Consegna 1: Restituisci senza alcuna modifica la parte del testo sulla contabilizzazione del calore che va da "La non convenienza economica deve" a "un diritto reale.".
Consegna 2: Scrivi il seguito del testo sulla contabilizzazione del calore, ripartendo subito dopo la sua ultima frase.

### Estratto della pagina

Va allora precisato che i costi da utilizzare nell’analisi economica devono essere i minimi di mercato. Non si può pensare di scegliere prodotti di lusso per essere esentati dall’obbligo.
Ma la sola analisi economica non può fornire una risposta esauriente ad un problema obiettivamente complesso.
E’ pertanto necessario considerare altri fattori.
- a) Emissioni in ambiente.
Il calcolo economico tiene conto della sola convenienza del condominio, ma non di quella della comunità: la mancata realizzazione dell’impianto di contabilizzazione, se pure conveniente per il condominio, continua a provocare emissioni inquinanti, superiori del 20% di quelle ottenibili con la realizzazione dell’impianto. - b) La comodità di regolare la temperatura degli ambienti secondo i propri bisogni. Il calcolo di convenienza economica non tiene in alcun conto il vantaggio di poter regolare la temperatura secondo i propri bisogni (in funzione dell’attività fisica o dello stato di salute).
- c) Lo stato dell’impianto (bilanciamento, esigenze di isolamento termico). Il calcolo di convenienza economica non tiene in alcun conto lo stato dell’impianto.
La regolazione è l’intervento preliminare ad ogni opera di risparmio energetico. Senza una regolazione automatica che adegui l’emissione di calore alle nuove dispersioni di calore derivanti, per esempio, da opere di isolamento termico, applicazione di doppi vetri, coibentazioni parziali, ecc., il risparmio è in gran parte vanificato.
La non convenienza economica deve quindi essere corredata da una relazione tecnica di verifica che assicuri il corretto bilanciamento dell’impianto e che dichiari che non sono previsti interventi atti a modificare le dispersioni di calore dei vari ambienti.
In altri termini, occorre comprendere che la regolazione e contabilizzazione del calore sono caratteristiche fondamentali per il corretto funzionamento ed utilizzo dell’impianto. Queste opere non possono quindi essere subordinate alla sola convenienza economica perché questo equivarrebbe ad autorizzare il funzionamento di impianti privi di regolazione e completamente sbilanciati (con un pessimo rendimento di regolazione e senza verifica degli altri rendimenti), con aggravio del consumo energetico e con grave deterioramento del benessere degli utenti. - d) Limitazione di un diritto reale.
La non convenienza economica non può decidere da sola di non dar corso all’installazione dell’impianto di regolazione e contabilizzazione. Poiché la regolazione automatica della temperatura di ogni singolo ambiente costituisce una grossa comodità per gli utenti, occorrerà in ogni caso, pure alla luce dei dati economici, una verifica delle maggioranze. Se la maggioranza desidera comunque procedere, ne ha sicuramente il diritto. Nessuno può vietare l’acquisto di un comodo divano, anche in assenza di risparmio energetico.
relativamente al comma d):
- ”... ove tale norma non sia applicabile ...” La norma è sempre applicabile in tutti i casi in cui è applicabile la contabilizzazione del calore.

######
### Record grezzi

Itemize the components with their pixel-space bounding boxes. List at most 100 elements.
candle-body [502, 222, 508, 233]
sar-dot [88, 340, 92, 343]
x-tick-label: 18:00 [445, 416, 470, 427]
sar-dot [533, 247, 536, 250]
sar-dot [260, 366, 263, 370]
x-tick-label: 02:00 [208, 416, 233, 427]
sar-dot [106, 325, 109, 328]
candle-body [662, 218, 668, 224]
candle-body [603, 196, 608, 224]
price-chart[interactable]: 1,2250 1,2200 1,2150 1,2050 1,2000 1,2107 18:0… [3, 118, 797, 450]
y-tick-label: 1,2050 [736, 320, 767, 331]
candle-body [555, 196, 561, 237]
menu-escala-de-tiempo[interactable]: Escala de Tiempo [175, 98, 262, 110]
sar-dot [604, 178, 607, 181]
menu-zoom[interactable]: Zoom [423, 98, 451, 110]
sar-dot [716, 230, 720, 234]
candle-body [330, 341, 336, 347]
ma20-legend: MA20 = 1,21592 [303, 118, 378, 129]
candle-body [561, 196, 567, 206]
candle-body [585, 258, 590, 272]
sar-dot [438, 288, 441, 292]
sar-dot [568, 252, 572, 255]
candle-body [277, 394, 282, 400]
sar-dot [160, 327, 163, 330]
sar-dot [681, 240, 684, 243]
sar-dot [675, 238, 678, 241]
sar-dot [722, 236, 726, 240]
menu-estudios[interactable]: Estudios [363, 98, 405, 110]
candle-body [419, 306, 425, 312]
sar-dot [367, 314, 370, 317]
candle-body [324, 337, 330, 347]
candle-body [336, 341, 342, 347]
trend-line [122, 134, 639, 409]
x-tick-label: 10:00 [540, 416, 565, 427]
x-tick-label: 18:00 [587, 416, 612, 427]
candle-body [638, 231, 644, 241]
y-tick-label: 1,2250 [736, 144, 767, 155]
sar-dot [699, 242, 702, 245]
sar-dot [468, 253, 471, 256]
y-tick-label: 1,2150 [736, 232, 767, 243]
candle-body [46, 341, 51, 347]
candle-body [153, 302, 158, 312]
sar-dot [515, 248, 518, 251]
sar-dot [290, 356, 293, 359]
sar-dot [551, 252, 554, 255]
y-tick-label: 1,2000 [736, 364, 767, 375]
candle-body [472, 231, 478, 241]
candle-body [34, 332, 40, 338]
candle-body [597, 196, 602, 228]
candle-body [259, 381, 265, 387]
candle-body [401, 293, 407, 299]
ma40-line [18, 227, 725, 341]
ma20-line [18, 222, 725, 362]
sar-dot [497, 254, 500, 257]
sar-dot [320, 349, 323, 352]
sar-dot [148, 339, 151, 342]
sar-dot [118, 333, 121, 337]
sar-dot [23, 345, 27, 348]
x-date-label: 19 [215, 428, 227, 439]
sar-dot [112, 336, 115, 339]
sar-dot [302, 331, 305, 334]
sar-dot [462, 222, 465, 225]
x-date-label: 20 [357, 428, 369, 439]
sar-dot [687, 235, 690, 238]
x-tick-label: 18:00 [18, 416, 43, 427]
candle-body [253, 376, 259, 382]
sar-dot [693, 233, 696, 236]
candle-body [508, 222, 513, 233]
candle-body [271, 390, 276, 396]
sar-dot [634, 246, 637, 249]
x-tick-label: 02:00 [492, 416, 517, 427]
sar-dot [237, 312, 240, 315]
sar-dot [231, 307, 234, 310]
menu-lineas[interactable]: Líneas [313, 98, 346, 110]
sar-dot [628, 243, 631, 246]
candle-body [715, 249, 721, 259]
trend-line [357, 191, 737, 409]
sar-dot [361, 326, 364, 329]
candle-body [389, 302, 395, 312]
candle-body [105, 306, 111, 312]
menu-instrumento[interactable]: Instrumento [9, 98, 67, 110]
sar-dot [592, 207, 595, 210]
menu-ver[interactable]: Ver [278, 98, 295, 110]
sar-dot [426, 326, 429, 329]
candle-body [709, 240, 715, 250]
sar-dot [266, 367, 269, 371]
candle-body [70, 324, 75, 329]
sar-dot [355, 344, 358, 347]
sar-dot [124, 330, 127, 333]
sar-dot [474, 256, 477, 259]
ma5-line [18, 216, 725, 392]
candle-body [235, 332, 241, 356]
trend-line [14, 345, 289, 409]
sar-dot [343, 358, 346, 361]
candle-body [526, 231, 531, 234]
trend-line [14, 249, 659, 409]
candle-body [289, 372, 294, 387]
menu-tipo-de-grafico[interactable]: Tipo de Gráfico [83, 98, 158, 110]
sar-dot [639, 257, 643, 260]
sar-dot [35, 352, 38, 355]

######

Risposta attesa 1:
La non convenienza economica deve quindi essere corredata da una relazione tecnica di verifica che assicuri il corretto bilanciamento dell’impianto e che dichiari che non sono previsti interventi atti a modificare le dispersioni di calore dei vari ambienti.
In altri termini, occorre comprendere che la regolazione e contabilizzazione del calore sono caratteristiche fondamentali per il corretto funzionamento ed utilizzo dell’impianto. Queste opere non possono quindi essere subordinate alla sola convenienza economica perché questo equivarrebbe ad autorizzare il funzionamento di impianti privi di regolazione e completamente sbilanciati (con un pessimo rendimento di regolazione e senza verifica degli altri rendimenti), con aggravio del consumo energetico e con grave deterioramento del benessere degli utenti. - d) Limitazione di un diritto reale.

Risposta attesa 2:
- “... laddove siano comprovate differenze ...” Lo scopo della contabilizzazione del calore, come pure quello della certificazione energetica degli edifici, chiaramente recepito dalla legislazione vigente, è proprio quello di evidenziare queste differenze, al fine di valorizzare gli alloggi meno energivori; se si volevano evitare differenze nella ripartizione dei costi, bastava non obbligare a ripartire la spesa in base ai consumi effettivi, ma la scelta non è stata questa.
E’ stata invece scelta esplicitamente proprio la ripartizione proporzionale ai consumi effettivi. E’ vero che in questo modo alcuni condomini vedono aumentare la loro spesa di riscaldamento, ma questo è dovuto al fatto che, in precedenza, parte dei loro consumi era pagata da altri utenti che consumavano meno. - “... è possibile suddividere l’importo complessivo fra gli utenti finali attribuendo una quota di almeno il 70 per cento agli effettivi prelievi volontari di energia termica. In tal caso gli importi rimanenti possono essere ripartiti, a titolo esemplificativo e non esaustivo, secondo i millesimi, i metri quadrati o i metri cubi utili, oppure secondo le potenze installate.”
Questa alternativa all’applicazione della norma UNI 10200, così come espressa, è quanto di peggio si potesse inventare. Vediamone i motivi.
- a) ...attribuendo una quota di almeno il 70 per cento agli effettivi prelievi volontari ... Ciò significa che l’assemblea dei condomini deve sostituirsi ai contatori di calore per individuare l’entità dei consumi volontari fra il 70 ed il 100, senza disporre di alcun riferimento, perché i consumi volontari potrebbero essere anche nettamente inferiori al 70 per cento (vedi per esempio case per vacanze, ma non solo).
- b) Si dimentica infatti che i ripartitori non misurano i consumi dei diversi appartamenti e che, se non si applica la norma UNI 10200, le unità di ripartizione non sono nemmeno proporzionali ai consumi degli appartamenti stessi. Come si concilia tutto questo con la definizione di contabilizzazione contenuta nello stesso decreto legislativo?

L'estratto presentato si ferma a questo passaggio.